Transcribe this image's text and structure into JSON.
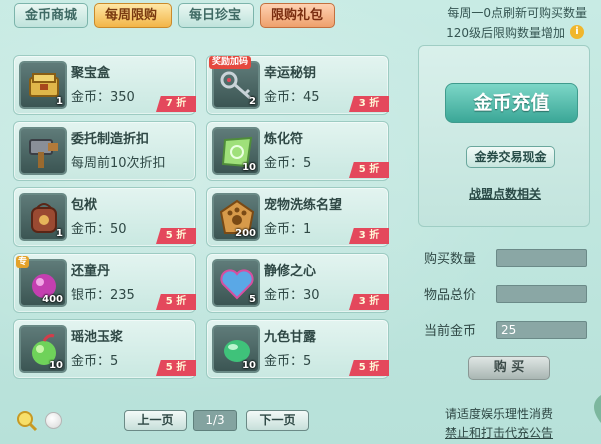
{
  "tabs": [
    {
      "label": "金币商城",
      "active": false
    },
    {
      "label": "每周限购",
      "active": true
    },
    {
      "label": "每日珍宝",
      "active": false
    },
    {
      "label": "限购礼包",
      "active": false
    }
  ],
  "info": {
    "line1": "每周一0点刷新可购买数量",
    "line2": "120级后限购数量增加",
    "icon": "i"
  },
  "items": [
    {
      "name": "聚宝盒",
      "price": "金币：350",
      "qty": "1",
      "discount": "7 折",
      "badge": "",
      "icon": "treasure-box-icon"
    },
    {
      "name": "幸运秘钥",
      "price": "金币：45",
      "qty": "2",
      "discount": "3 折",
      "badge": "奖励加码",
      "icon": "key-icon"
    },
    {
      "name": "委托制造折扣",
      "price": "每周前10次折扣",
      "qty": "",
      "discount": "",
      "badge": "",
      "icon": "hammer-icon"
    },
    {
      "name": "炼化符",
      "price": "金币：5",
      "qty": "10",
      "discount": "5 折",
      "badge": "",
      "icon": "talisman-icon"
    },
    {
      "name": "包袱",
      "price": "金币：50",
      "qty": "1",
      "discount": "5 折",
      "badge": "",
      "icon": "bag-icon"
    },
    {
      "name": "宠物洗练名望",
      "price": "金币：1",
      "qty": "200",
      "discount": "3 折",
      "badge": "",
      "icon": "paw-icon"
    },
    {
      "name": "还童丹",
      "price": "银币：235",
      "qty": "400",
      "discount": "5 折",
      "badge": "专",
      "icon": "pill-icon"
    },
    {
      "name": "静修之心",
      "price": "金币：30",
      "qty": "5",
      "discount": "3 折",
      "badge": "",
      "icon": "heart-icon"
    },
    {
      "name": "瑶池玉浆",
      "price": "金币：5",
      "qty": "10",
      "discount": "5 折",
      "badge": "",
      "icon": "green-fruit-icon"
    },
    {
      "name": "九色甘露",
      "price": "金币：5",
      "qty": "10",
      "discount": "5 折",
      "badge": "",
      "icon": "dew-icon"
    }
  ],
  "panel": {
    "recharge": "金币充值",
    "exchange": "金券交易现金",
    "link": "战盟点数相关"
  },
  "form": {
    "qty_label": "购买数量",
    "qty_value": "",
    "total_label": "物品总价",
    "total_value": "",
    "balance_label": "当前金币",
    "balance_value": "25",
    "buy": "购 买"
  },
  "pager": {
    "prev": "上一页",
    "page": "1/3",
    "next": "下一页"
  },
  "notice": {
    "line1": "请适度娱乐理性消费",
    "line2": "禁止和打击代充公告"
  },
  "colors": {
    "discount": "#e4485c",
    "accent": "#3ba797",
    "active_tab": "#f2b548"
  }
}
-=-=-
Word for word, quote the lines above. Omit the pictures.

Transcribe this image's text and structure into JSON.
{
  "tabs": [
    {
      "label": "金币商城",
      "active": false
    },
    {
      "label": "每周限购",
      "active": true
    },
    {
      "label": "每日珍宝",
      "active": false
    },
    {
      "label": "限购礼包",
      "active": false
    }
  ],
  "info": {
    "line1": "每周一0点刷新可购买数量",
    "line2": "120级后限购数量增加",
    "icon": "i"
  },
  "items": [
    {
      "name": "聚宝盒",
      "price": "金币：350",
      "qty": "1",
      "discount": "7 折",
      "badge": "",
      "icon": "treasure-box-icon"
    },
    {
      "name": "幸运秘钥",
      "price": "金币：45",
      "qty": "2",
      "discount": "3 折",
      "badge": "奖励加码",
      "icon": "key-icon"
    },
    {
      "name": "委托制造折扣",
      "price": "每周前10次折扣",
      "qty": "",
      "discount": "",
      "badge": "",
      "icon": "hammer-icon"
    },
    {
      "name": "炼化符",
      "price": "金币：5",
      "qty": "10",
      "discount": "5 折",
      "badge": "",
      "icon": "talisman-icon"
    },
    {
      "name": "包袱",
      "price": "金币：50",
      "qty": "1",
      "discount": "5 折",
      "badge": "",
      "icon": "bag-icon"
    },
    {
      "name": "宠物洗练名望",
      "price": "金币：1",
      "qty": "200",
      "discount": "3 折",
      "badge": "",
      "icon": "paw-icon"
    },
    {
      "name": "还童丹",
      "price": "银币：235",
      "qty": "400",
      "discount": "5 折",
      "badge": "专",
      "icon": "pill-icon"
    },
    {
      "name": "静修之心",
      "price": "金币：30",
      "qty": "5",
      "discount": "3 折",
      "badge": "",
      "icon": "heart-icon"
    },
    {
      "name": "瑶池玉浆",
      "price": "金币：5",
      "qty": "10",
      "discount": "5 折",
      "badge": "",
      "icon": "green-fruit-icon"
    },
    {
      "name": "九色甘露",
      "price": "金币：5",
      "qty": "10",
      "discount": "5 折",
      "badge": "",
      "icon": "dew-icon"
    }
  ],
  "panel": {
    "recharge": "金币充值",
    "exchange": "金券交易现金",
    "link": "战盟点数相关"
  },
  "form": {
    "qty_label": "购买数量",
    "qty_value": "",
    "total_label": "物品总价",
    "total_value": "",
    "balance_label": "当前金币",
    "balance_value": "25",
    "buy": "购 买"
  },
  "pager": {
    "prev": "上一页",
    "page": "1/3",
    "next": "下一页"
  },
  "notice": {
    "line1": "请适度娱乐理性消费",
    "line2": "禁止和打击代充公告"
  },
  "colors": {
    "discount": "#e4485c",
    "accent": "#3ba797",
    "active_tab": "#f2b548"
  }
}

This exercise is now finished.